What you will do: Locate all lines with the word "frac" and copy them out.

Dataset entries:
....
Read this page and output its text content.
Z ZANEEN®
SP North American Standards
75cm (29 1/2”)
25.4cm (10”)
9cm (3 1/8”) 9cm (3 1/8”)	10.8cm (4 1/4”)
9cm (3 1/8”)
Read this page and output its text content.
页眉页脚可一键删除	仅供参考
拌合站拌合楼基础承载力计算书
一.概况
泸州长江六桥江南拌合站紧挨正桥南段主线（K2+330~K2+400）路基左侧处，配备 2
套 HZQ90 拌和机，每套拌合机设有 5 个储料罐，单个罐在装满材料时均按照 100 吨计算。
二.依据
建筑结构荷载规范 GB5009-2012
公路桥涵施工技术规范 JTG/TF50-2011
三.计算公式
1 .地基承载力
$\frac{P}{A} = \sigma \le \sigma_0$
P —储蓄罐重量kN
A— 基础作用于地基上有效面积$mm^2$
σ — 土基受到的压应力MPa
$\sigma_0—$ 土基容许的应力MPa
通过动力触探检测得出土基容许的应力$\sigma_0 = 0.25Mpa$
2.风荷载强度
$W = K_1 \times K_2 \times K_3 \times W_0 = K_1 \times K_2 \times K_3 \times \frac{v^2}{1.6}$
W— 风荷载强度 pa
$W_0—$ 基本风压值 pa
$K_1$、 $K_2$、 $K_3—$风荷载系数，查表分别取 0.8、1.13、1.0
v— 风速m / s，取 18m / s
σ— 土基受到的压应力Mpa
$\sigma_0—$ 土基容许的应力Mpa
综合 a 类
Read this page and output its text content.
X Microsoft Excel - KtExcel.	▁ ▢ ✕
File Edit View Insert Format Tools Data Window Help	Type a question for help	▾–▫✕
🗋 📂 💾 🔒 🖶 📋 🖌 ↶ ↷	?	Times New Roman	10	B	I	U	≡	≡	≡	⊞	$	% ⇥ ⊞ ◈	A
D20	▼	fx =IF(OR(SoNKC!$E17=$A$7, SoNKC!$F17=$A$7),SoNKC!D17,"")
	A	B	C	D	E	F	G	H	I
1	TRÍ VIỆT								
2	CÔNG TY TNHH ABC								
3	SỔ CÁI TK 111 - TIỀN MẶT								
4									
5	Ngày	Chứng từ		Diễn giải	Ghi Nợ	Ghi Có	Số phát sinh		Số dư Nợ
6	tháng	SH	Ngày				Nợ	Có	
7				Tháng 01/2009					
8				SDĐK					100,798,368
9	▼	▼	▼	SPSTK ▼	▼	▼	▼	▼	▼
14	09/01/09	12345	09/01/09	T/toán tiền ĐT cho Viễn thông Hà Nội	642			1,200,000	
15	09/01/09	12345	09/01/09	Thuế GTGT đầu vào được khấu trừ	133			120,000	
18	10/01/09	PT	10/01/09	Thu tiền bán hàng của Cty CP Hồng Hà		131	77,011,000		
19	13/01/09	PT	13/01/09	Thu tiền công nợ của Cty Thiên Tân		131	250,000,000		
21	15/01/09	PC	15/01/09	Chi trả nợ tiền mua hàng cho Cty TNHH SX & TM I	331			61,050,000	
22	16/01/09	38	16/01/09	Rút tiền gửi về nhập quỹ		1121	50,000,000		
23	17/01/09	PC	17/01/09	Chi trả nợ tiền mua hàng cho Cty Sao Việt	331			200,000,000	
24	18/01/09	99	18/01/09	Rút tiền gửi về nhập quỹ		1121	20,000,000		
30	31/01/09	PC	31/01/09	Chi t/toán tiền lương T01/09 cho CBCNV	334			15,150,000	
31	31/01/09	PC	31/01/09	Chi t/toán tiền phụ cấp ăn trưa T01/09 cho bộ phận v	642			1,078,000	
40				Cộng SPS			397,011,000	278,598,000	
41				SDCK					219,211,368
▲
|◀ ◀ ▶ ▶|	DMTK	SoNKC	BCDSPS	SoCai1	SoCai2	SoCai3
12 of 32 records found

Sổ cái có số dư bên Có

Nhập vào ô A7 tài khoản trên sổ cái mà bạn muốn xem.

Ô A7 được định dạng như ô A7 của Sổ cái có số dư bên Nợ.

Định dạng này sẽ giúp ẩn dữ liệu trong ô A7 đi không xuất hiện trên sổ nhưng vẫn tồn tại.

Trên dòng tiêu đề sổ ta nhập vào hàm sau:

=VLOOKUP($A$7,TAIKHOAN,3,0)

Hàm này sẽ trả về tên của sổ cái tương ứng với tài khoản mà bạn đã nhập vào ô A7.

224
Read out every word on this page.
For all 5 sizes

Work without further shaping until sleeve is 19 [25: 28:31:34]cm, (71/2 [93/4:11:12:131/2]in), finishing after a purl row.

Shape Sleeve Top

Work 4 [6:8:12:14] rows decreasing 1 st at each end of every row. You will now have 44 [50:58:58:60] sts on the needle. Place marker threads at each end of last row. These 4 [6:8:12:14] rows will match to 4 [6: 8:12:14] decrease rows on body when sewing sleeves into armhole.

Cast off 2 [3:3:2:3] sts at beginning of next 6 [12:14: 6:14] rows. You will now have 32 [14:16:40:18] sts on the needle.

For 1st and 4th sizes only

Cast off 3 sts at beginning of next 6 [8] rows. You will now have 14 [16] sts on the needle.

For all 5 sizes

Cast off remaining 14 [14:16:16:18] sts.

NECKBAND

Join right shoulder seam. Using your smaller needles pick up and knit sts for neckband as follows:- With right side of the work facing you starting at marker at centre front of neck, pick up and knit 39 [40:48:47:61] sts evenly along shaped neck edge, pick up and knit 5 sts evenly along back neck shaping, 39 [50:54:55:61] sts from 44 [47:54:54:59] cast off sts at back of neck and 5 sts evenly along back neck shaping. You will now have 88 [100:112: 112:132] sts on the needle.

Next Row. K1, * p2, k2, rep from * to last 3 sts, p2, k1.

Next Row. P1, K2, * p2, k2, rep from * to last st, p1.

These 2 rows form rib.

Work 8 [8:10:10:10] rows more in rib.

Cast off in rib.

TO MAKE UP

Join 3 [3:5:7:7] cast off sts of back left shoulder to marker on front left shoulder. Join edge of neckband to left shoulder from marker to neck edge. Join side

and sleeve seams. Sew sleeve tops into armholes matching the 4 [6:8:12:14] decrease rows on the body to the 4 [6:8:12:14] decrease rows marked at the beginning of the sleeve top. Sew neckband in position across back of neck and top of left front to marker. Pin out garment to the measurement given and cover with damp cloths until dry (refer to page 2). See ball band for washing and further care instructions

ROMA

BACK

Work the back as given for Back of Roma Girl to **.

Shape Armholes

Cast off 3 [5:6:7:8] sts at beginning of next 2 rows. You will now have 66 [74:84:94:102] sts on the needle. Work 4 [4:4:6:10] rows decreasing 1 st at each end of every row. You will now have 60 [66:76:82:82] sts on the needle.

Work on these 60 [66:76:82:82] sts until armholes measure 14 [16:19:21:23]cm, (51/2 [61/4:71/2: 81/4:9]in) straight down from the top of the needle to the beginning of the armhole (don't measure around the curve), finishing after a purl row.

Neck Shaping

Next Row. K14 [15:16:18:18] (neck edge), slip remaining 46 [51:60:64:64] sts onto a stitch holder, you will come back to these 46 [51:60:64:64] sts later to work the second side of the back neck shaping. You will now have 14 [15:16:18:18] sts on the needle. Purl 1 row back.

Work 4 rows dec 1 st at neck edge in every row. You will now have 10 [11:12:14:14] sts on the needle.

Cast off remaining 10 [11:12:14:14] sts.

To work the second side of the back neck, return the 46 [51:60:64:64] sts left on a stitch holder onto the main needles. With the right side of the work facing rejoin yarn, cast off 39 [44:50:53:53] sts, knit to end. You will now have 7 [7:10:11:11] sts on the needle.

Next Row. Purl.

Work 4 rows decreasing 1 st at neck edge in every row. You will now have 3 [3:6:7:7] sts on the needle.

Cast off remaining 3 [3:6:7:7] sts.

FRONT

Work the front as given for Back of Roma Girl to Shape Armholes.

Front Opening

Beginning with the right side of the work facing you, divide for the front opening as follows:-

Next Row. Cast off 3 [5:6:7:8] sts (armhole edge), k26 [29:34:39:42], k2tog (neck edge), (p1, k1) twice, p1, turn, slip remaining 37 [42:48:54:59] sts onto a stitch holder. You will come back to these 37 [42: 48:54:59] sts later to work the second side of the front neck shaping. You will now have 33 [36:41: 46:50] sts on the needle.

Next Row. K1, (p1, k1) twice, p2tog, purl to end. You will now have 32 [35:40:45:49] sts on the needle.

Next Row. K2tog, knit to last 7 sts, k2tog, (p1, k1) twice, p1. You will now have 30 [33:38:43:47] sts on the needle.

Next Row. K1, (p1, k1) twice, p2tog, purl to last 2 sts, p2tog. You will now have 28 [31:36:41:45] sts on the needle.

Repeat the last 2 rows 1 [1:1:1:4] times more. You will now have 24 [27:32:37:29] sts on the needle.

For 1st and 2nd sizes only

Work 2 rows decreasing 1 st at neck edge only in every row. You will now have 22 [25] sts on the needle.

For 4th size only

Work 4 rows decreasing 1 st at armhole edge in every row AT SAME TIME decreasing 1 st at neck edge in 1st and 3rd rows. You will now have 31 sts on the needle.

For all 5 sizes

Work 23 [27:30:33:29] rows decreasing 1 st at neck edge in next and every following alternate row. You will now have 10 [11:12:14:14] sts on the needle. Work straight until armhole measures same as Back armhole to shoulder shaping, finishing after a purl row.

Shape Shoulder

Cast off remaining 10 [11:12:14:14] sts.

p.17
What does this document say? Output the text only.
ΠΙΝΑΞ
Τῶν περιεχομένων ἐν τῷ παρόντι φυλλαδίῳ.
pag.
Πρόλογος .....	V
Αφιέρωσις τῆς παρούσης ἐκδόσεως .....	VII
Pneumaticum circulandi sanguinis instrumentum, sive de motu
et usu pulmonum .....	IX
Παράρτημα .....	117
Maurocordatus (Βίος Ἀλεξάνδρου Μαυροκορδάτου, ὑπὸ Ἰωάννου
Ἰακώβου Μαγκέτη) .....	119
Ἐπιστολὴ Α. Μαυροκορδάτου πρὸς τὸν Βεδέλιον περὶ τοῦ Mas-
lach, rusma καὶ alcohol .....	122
....
Exercise output:
$\frac{P}{A} = \sigma \le \sigma_0$
$W = K_1 \times K_2 \times K_3 \times W_0 = K_1 \times K_2 \times K_3 \times \frac{v^2}{1.6}$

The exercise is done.